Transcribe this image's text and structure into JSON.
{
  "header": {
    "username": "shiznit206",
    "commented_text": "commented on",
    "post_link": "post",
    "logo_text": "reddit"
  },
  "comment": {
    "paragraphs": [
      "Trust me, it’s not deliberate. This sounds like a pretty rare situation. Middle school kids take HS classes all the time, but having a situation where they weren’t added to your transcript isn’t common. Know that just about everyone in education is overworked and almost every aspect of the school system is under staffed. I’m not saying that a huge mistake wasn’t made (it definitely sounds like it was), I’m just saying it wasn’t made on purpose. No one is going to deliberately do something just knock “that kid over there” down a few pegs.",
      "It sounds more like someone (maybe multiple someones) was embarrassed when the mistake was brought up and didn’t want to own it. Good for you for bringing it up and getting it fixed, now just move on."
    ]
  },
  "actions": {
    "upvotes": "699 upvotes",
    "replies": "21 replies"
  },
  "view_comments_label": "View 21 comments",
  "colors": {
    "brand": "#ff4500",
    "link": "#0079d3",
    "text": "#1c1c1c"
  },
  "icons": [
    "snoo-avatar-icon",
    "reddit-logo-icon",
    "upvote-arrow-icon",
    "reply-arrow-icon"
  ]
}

---

— Your goal —
Reproduce the complete set of lines precisely as supplied.

— Answer for the task —
Transcribe this image's text and structure into JSON.
{
  "header": {
    "username": "shiznit206",
    "commented_text": "commented on",
    "post_link": "post",
    "logo_text": "reddit"
  },
  "comment": {
    "paragraphs": [
      "Trust me, it’s not deliberate. This sounds like a pretty rare situation. Middle school kids take HS classes all the time, but having a situation where they weren’t added to your transcript isn’t common. Know that just about everyone in education is overworked and almost every aspect of the school system is under staffed. I’m not saying that a huge mistake wasn’t made (it definitely sounds like it was), I’m just saying it wasn’t made on purpose. No one is going to deliberately do something just knock “that kid over there” down a few pegs.",
      "It sounds more like someone (maybe multiple someones) was embarrassed when the mistake was brought up and didn’t want to own it. Good for you for bringing it up and getting it fixed, now just move on."
    ]
  },
  "actions": {
    "upvotes": "699 upvotes",
    "replies": "21 replies"
  },
  "view_comments_label": "View 21 comments",
  "colors": {
    "brand": "#ff4500",
    "link": "#0079d3",
    "text": "#1c1c1c"
  },
  "icons": [
    "snoo-avatar-icon",
    "reddit-logo-icon",
    "upvote-arrow-icon",
    "reply-arrow-icon"
  ]
}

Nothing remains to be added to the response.